→ YOUR OBJECTIVE
In the copy, include every entry exactly but none of the pictures.

→ DATA IN THIS EXERCISE
━━━

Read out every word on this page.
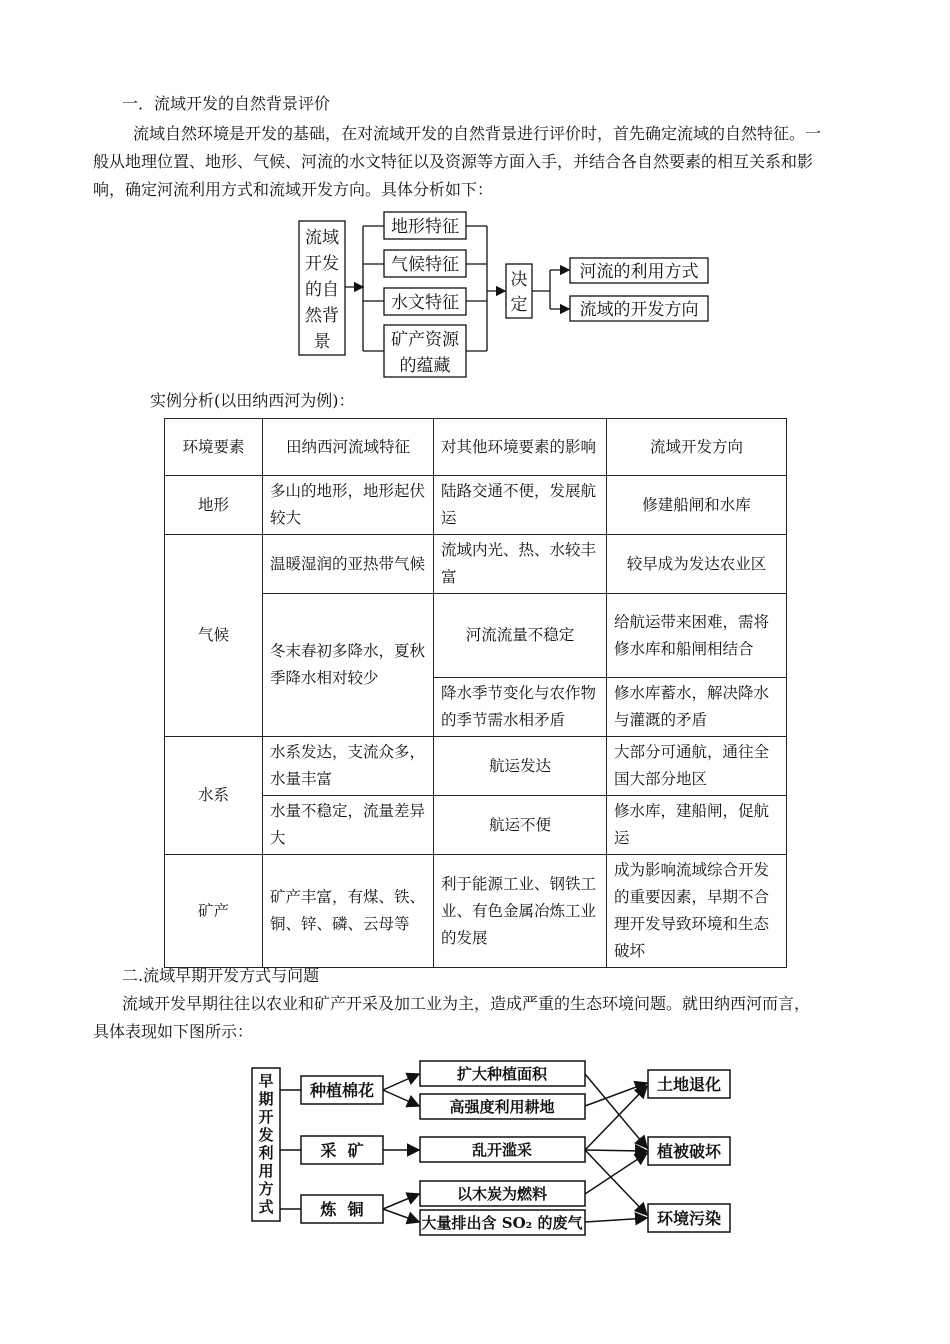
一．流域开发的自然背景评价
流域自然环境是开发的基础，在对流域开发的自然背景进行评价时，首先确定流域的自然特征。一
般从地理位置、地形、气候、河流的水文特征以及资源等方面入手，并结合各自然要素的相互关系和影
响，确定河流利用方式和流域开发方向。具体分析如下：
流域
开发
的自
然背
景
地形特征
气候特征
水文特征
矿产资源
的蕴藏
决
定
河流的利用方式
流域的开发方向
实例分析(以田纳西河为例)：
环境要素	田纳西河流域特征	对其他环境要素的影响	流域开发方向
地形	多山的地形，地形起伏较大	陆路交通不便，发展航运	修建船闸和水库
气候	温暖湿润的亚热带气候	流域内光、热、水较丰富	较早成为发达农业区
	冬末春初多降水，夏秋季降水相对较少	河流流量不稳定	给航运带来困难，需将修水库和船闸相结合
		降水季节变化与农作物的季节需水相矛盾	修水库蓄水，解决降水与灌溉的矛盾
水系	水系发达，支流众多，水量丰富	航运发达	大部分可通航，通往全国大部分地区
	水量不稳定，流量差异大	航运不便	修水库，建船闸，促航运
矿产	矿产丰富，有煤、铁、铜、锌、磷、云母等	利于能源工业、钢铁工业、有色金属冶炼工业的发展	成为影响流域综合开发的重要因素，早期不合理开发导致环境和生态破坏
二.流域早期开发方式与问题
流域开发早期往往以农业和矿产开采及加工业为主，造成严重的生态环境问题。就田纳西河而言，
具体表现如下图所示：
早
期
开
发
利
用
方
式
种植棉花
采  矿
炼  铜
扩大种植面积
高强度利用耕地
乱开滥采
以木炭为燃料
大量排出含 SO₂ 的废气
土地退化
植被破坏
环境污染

━━━

→ CORRECT RESULT
Read out every word on this page.
一．流域开发的自然背景评价
流域自然环境是开发的基础，在对流域开发的自然背景进行评价时，首先确定流域的自然特征。一
般从地理位置、地形、气候、河流的水文特征以及资源等方面入手，并结合各自然要素的相互关系和影
响，确定河流利用方式和流域开发方向。具体分析如下：
流域
开发
的自
然背
景
地形特征
气候特征
水文特征
矿产资源
的蕴藏
决
定
河流的利用方式
流域的开发方向
实例分析(以田纳西河为例)：
环境要素	田纳西河流域特征	对其他环境要素的影响	流域开发方向
地形	多山的地形，地形起伏较大	陆路交通不便，发展航运	修建船闸和水库
气候	温暖湿润的亚热带气候	流域内光、热、水较丰富	较早成为发达农业区
	冬末春初多降水，夏秋季降水相对较少	河流流量不稳定	给航运带来困难，需将修水库和船闸相结合
		降水季节变化与农作物的季节需水相矛盾	修水库蓄水，解决降水与灌溉的矛盾
水系	水系发达，支流众多，水量丰富	航运发达	大部分可通航，通往全国大部分地区
	水量不稳定，流量差异大	航运不便	修水库，建船闸，促航运
矿产	矿产丰富，有煤、铁、铜、锌、磷、云母等	利于能源工业、钢铁工业、有色金属冶炼工业的发展	成为影响流域综合开发的重要因素，早期不合理开发导致环境和生态破坏
二.流域早期开发方式与问题
流域开发早期往往以农业和矿产开采及加工业为主，造成严重的生态环境问题。就田纳西河而言，
具体表现如下图所示：
早
期
开
发
利
用
方
式
种植棉花
采  矿
炼  铜
扩大种植面积
高强度利用耕地
乱开滥采
以木炭为燃料
大量排出含 SO₂ 的废气
土地退化
植被破坏
环境污染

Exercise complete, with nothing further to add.